Start Supplied records

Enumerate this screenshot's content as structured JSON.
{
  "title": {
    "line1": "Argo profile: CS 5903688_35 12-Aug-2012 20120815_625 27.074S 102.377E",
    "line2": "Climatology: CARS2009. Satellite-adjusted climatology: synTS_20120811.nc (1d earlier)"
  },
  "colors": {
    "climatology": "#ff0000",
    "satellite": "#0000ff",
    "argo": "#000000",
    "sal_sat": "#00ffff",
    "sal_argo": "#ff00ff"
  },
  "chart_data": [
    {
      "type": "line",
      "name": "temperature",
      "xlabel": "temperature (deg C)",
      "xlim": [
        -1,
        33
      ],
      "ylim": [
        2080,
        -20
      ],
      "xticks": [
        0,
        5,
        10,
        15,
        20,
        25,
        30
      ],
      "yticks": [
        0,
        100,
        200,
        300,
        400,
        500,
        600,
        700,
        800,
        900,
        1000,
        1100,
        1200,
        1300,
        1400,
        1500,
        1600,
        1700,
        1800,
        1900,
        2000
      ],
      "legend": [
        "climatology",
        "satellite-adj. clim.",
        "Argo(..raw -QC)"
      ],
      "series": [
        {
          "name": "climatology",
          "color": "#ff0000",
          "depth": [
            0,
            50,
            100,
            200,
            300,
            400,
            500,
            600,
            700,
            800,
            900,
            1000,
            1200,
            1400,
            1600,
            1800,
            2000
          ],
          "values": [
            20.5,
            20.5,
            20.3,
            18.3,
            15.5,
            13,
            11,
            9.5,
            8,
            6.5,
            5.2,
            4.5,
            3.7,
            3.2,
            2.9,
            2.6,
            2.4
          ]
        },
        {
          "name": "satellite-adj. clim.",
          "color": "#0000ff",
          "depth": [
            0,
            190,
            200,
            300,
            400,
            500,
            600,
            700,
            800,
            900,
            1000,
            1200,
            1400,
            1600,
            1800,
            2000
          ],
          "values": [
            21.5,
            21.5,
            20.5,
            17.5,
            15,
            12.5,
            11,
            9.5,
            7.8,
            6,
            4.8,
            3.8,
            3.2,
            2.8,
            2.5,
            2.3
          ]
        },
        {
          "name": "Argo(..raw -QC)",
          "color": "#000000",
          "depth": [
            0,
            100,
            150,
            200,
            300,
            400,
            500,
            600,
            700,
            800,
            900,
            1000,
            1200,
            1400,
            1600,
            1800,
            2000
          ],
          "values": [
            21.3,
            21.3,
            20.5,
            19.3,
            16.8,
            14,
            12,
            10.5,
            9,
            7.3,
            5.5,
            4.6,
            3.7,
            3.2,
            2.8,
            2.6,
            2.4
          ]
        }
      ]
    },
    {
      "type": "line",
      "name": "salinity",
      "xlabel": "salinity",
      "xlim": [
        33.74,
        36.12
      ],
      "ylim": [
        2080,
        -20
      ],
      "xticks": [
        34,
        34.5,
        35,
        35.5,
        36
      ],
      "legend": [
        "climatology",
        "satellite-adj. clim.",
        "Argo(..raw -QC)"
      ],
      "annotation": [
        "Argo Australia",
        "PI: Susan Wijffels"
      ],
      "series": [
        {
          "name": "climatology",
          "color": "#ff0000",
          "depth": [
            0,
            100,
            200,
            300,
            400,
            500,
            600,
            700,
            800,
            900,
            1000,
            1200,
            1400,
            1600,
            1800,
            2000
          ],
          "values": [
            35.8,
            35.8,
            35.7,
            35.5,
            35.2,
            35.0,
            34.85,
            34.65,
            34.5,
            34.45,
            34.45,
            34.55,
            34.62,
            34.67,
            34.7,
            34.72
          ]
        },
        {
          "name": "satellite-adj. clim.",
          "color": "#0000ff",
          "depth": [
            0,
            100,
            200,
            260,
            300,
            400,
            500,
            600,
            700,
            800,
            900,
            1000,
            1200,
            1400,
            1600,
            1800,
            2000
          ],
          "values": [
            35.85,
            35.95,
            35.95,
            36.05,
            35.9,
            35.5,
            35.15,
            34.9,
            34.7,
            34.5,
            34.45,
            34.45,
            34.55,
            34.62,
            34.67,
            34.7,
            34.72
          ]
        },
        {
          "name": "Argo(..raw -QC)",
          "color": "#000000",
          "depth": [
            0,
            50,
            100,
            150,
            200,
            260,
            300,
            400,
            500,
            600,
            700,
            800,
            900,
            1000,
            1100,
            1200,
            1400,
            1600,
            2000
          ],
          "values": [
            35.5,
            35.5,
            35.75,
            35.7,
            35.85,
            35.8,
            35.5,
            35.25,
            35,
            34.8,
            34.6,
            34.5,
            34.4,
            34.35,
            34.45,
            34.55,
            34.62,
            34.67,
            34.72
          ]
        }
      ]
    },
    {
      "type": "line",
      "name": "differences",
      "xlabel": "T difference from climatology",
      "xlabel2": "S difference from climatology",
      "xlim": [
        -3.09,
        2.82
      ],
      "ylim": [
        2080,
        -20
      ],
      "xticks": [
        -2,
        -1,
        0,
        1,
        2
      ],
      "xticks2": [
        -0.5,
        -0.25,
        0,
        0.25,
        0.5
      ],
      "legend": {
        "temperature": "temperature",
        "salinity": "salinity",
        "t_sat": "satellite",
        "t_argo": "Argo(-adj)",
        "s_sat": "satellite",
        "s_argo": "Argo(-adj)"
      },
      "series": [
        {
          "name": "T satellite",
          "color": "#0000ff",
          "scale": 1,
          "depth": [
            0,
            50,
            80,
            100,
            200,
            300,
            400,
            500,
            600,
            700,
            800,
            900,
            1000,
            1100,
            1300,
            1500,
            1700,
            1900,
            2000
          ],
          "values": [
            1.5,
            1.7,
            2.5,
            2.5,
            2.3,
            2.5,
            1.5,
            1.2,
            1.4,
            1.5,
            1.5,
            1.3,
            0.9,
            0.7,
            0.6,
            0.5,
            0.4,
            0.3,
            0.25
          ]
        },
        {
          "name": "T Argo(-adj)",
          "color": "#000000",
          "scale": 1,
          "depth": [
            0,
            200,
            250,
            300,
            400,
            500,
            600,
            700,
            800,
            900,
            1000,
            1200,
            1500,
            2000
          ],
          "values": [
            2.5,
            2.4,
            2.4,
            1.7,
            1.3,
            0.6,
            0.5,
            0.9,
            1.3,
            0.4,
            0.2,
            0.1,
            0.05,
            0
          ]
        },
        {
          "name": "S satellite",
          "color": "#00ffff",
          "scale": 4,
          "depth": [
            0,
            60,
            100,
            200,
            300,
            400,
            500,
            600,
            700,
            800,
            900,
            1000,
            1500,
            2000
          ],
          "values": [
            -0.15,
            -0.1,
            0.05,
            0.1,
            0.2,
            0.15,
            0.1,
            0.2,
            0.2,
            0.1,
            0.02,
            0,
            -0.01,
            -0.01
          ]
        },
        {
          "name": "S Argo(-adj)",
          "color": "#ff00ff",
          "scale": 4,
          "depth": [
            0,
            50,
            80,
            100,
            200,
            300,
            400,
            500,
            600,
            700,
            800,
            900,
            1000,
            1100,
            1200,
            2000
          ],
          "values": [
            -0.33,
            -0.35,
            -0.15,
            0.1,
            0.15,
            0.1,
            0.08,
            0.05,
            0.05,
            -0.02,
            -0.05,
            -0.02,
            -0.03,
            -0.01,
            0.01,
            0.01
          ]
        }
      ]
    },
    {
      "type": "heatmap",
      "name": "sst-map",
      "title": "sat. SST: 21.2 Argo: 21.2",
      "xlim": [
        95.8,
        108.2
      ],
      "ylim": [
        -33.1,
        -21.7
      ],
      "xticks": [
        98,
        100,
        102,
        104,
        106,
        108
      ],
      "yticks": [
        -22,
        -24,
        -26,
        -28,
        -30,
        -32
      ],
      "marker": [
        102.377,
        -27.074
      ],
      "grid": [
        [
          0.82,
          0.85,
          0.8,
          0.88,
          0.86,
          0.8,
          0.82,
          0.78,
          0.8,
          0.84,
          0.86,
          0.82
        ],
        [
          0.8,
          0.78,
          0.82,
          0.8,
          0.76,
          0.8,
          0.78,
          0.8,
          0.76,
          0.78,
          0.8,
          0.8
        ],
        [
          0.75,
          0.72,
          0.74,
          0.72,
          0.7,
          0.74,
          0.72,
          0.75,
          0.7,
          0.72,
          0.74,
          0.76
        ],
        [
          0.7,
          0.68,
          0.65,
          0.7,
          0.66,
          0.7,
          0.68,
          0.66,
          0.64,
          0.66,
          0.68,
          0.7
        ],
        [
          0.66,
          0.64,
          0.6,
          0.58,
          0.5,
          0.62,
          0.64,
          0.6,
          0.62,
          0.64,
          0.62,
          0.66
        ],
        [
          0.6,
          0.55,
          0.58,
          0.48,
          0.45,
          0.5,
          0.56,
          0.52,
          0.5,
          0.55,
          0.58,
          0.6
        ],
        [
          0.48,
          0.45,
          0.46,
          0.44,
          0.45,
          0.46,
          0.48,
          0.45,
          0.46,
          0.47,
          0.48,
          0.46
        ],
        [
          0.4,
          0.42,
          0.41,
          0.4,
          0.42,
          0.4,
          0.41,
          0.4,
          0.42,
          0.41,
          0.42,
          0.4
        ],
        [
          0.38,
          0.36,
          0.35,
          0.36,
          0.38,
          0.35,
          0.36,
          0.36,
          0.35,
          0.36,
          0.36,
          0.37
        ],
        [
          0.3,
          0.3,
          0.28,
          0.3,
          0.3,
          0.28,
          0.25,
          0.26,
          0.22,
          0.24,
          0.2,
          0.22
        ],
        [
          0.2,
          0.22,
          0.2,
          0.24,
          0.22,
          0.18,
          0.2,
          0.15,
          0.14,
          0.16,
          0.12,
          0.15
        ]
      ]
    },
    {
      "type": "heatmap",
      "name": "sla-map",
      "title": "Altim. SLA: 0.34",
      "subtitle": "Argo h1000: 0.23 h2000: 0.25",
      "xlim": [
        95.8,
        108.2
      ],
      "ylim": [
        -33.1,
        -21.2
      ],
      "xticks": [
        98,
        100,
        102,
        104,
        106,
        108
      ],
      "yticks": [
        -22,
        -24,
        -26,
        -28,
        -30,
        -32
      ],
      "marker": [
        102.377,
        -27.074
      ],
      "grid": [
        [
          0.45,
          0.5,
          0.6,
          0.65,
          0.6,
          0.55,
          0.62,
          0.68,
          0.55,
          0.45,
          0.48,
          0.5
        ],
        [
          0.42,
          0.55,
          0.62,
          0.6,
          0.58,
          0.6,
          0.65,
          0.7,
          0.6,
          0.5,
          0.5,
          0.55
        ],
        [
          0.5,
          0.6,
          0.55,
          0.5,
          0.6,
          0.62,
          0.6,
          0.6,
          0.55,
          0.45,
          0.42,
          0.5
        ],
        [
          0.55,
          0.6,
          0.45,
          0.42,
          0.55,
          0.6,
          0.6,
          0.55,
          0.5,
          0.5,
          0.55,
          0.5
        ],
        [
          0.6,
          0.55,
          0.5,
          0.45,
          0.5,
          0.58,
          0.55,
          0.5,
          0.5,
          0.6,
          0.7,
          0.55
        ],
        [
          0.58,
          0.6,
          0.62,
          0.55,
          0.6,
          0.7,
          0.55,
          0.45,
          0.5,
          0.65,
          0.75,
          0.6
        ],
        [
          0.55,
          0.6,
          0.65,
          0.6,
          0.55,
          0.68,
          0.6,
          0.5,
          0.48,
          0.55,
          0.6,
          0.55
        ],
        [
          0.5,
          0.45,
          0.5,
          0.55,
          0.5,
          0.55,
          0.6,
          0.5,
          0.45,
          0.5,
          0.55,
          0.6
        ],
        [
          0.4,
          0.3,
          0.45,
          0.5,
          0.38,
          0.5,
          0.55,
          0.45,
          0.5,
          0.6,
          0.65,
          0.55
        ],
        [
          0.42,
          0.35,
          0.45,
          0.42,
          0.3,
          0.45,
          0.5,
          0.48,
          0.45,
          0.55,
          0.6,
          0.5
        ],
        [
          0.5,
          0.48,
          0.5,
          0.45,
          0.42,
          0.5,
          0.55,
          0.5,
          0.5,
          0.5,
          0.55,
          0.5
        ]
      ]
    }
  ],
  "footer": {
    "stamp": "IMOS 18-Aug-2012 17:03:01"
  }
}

End Supplied records

*Problem:* In the listing, find every line containing the word "temperature" and list it.

*Reply to the task:*
      "name": "temperature",
      "xlabel": "temperature (deg C)",
        "temperature": "temperature",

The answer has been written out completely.